--- DATA LINES ---
[start]

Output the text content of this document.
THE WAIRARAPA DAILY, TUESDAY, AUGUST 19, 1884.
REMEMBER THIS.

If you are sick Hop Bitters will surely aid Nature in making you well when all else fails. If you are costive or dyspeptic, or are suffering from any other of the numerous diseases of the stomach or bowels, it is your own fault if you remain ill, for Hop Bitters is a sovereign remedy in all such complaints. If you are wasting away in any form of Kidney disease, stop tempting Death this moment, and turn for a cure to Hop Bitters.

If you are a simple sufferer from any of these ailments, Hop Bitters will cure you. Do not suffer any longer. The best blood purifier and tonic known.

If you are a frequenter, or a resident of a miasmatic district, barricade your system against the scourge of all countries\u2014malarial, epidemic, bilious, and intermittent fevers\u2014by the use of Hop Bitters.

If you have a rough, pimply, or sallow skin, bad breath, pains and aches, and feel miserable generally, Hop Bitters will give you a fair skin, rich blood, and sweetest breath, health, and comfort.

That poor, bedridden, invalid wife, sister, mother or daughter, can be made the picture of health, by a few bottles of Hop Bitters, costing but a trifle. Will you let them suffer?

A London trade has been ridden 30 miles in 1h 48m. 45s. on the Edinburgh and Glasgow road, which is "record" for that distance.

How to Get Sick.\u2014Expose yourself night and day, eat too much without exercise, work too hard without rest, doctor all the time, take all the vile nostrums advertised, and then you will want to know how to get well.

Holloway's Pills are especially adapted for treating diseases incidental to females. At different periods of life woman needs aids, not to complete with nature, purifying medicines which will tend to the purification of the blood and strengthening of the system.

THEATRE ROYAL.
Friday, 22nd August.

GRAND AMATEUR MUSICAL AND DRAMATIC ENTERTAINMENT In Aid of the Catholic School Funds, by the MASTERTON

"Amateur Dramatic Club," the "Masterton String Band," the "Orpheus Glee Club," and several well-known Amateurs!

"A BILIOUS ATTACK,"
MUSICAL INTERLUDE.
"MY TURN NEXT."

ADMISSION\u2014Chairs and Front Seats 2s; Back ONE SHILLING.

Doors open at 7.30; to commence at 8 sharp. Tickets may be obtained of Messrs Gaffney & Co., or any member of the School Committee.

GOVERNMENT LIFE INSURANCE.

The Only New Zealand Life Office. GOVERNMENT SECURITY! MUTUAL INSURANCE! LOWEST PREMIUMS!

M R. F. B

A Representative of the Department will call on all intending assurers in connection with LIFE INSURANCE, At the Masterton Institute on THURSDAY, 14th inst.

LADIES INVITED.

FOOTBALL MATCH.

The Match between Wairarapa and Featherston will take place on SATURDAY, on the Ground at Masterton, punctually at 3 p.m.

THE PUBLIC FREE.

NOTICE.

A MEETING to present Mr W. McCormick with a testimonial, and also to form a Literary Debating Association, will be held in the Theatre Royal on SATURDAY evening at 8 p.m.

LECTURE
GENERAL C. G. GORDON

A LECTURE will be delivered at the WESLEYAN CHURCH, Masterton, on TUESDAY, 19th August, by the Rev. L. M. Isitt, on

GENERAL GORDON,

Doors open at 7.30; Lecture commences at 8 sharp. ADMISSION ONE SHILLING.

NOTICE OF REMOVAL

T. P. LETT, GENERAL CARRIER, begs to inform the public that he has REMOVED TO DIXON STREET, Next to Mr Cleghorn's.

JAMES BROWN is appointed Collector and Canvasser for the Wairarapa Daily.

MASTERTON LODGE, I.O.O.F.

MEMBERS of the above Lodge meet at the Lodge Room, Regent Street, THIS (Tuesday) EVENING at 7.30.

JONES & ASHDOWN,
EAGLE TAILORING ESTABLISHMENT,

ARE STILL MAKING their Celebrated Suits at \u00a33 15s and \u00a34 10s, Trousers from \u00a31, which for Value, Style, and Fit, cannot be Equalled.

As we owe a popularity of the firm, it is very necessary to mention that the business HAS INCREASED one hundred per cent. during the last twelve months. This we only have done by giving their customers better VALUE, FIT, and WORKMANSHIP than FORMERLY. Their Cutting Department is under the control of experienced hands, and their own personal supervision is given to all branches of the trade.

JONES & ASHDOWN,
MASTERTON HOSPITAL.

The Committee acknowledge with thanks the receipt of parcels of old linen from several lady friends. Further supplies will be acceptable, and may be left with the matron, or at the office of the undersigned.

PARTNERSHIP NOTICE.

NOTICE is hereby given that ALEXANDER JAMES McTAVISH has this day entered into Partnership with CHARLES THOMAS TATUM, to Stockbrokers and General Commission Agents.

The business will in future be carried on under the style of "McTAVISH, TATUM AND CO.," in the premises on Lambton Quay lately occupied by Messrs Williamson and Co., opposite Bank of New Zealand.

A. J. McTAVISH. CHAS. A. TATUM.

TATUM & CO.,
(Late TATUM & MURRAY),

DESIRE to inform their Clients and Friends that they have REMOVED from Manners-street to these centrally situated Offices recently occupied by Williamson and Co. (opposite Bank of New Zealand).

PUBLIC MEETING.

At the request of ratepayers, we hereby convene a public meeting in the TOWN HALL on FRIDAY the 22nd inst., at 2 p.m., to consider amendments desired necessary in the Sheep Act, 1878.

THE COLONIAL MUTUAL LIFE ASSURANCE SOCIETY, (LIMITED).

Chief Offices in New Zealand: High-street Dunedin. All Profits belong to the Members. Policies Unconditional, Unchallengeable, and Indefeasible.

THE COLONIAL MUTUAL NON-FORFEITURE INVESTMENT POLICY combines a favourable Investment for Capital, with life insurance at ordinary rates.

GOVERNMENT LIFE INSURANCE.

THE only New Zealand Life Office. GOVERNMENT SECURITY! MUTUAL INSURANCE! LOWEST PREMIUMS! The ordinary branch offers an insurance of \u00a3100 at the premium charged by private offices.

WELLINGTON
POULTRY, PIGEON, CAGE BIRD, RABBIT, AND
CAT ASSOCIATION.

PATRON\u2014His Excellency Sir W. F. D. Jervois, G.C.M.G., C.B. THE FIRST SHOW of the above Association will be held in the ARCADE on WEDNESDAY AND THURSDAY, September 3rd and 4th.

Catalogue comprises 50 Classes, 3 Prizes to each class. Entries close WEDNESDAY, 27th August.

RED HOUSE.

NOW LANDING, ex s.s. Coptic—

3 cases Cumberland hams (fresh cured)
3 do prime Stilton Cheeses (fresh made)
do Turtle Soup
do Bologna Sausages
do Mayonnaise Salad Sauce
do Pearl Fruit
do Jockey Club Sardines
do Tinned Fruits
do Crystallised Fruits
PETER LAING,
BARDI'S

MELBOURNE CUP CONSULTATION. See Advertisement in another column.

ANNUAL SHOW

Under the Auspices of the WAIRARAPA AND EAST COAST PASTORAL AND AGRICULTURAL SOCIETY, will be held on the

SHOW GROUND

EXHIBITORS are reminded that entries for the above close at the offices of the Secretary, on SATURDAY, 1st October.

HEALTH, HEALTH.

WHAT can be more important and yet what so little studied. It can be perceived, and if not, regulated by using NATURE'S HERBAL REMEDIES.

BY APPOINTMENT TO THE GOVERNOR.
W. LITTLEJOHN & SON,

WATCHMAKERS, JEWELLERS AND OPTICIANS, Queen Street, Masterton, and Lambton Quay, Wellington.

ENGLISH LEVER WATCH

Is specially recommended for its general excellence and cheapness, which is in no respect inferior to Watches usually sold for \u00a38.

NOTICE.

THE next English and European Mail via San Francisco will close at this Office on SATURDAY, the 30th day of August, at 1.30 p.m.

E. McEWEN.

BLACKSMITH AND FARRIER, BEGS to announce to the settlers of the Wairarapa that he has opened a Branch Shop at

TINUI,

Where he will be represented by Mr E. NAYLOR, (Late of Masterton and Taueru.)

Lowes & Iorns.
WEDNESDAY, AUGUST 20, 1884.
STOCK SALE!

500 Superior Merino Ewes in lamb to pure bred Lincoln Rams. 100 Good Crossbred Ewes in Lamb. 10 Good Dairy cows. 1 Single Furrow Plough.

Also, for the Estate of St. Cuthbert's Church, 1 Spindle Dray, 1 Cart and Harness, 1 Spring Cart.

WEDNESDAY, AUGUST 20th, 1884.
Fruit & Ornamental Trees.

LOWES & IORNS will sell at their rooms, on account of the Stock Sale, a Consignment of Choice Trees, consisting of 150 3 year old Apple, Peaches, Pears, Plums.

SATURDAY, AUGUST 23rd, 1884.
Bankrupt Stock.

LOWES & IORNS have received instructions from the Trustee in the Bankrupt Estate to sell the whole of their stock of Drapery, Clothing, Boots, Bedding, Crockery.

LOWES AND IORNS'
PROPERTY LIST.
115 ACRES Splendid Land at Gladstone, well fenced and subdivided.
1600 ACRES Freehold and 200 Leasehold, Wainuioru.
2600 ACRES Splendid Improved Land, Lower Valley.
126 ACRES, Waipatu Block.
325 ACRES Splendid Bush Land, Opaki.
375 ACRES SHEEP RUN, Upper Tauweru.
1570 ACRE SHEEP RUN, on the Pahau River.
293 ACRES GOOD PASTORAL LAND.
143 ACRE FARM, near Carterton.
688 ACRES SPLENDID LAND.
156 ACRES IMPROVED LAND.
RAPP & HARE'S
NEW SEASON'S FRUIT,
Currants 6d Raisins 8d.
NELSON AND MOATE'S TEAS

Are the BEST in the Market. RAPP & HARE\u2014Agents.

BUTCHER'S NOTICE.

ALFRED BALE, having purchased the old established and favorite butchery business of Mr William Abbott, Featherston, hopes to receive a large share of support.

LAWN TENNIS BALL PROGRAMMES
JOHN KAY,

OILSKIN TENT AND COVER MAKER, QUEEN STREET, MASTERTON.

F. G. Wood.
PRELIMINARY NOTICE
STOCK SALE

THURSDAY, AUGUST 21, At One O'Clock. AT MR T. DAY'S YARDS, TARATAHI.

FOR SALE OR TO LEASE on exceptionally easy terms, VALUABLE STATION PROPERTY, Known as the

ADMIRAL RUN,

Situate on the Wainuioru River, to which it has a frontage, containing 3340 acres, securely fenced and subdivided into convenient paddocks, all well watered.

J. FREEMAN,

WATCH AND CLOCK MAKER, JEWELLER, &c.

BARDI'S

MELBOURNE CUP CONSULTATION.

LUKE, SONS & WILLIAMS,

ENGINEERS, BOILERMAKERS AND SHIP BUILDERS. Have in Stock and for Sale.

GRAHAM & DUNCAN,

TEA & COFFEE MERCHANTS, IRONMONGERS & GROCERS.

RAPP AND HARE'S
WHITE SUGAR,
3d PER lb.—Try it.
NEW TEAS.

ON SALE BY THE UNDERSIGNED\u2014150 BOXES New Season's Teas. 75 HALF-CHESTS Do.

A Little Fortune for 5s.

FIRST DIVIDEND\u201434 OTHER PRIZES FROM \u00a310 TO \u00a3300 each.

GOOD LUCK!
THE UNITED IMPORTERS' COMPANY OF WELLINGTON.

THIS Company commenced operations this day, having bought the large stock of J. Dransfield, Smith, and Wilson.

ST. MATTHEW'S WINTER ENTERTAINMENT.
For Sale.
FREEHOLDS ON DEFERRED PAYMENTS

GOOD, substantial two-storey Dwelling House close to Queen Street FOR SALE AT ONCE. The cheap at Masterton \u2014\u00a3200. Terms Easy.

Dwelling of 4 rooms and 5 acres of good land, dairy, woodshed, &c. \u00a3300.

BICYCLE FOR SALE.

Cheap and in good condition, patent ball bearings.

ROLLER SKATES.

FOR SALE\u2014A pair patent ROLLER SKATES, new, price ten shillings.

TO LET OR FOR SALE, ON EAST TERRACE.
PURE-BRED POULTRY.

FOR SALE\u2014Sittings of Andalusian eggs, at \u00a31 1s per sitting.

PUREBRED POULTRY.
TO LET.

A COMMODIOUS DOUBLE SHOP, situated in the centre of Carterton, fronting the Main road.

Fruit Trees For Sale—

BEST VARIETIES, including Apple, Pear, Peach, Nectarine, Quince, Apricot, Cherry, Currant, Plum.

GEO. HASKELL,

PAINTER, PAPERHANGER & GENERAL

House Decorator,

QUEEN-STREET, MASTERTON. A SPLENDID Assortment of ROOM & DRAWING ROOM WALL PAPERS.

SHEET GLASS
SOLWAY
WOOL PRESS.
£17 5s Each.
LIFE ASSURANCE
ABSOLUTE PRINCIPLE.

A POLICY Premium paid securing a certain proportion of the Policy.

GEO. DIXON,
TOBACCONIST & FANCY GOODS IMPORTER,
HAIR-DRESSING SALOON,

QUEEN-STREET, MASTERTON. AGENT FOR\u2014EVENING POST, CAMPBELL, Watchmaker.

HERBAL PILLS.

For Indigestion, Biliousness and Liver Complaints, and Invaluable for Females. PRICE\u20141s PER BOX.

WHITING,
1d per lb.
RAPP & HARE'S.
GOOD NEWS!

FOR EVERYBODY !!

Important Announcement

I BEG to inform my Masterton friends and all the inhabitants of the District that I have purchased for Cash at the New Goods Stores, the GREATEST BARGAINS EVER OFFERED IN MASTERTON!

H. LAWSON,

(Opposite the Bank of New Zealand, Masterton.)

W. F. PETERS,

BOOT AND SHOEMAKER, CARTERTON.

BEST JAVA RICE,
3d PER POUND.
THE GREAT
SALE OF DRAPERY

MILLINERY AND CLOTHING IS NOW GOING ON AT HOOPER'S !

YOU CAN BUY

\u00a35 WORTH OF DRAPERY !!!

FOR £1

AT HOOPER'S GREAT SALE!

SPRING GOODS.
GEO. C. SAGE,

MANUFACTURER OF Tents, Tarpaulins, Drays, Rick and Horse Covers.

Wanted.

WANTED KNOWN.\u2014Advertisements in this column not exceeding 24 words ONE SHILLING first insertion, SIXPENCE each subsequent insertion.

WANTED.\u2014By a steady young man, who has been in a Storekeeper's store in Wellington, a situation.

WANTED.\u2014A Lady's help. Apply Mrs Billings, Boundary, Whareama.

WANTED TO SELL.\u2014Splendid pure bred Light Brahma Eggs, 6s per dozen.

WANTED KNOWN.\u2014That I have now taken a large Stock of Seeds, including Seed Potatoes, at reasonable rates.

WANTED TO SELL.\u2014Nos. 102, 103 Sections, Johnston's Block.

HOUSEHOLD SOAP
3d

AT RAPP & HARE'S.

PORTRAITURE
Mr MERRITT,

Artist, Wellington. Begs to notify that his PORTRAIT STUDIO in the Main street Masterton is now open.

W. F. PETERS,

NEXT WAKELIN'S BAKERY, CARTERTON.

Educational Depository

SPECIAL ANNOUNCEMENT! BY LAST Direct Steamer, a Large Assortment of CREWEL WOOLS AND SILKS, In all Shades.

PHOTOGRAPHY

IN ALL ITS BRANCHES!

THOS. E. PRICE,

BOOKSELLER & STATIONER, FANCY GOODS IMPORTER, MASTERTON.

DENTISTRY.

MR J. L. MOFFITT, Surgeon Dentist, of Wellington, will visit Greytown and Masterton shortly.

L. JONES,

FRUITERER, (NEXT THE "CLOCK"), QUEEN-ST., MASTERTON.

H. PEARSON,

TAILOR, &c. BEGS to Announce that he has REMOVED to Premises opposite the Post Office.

[end]

--- WORK INSTRUCTIONS ---
Search the data above for the word "GOVERNMENT", then gather each line in which it appears.

--- EXERCISE ANSWER ---
GOVERNMENT LIFE INSURANCE.
The Only New Zealand Life Office. GOVERNMENT SECURITY! MUTUAL INSURANCE! LOWEST PREMIUMS!
GOVERNMENT LIFE INSURANCE.
THE only New Zealand Life Office. GOVERNMENT SECURITY! MUTUAL INSURANCE! LOWEST PREMIUMS! The ordinary branch offers an insurance of \u00a3100 at the premium charged by private offices.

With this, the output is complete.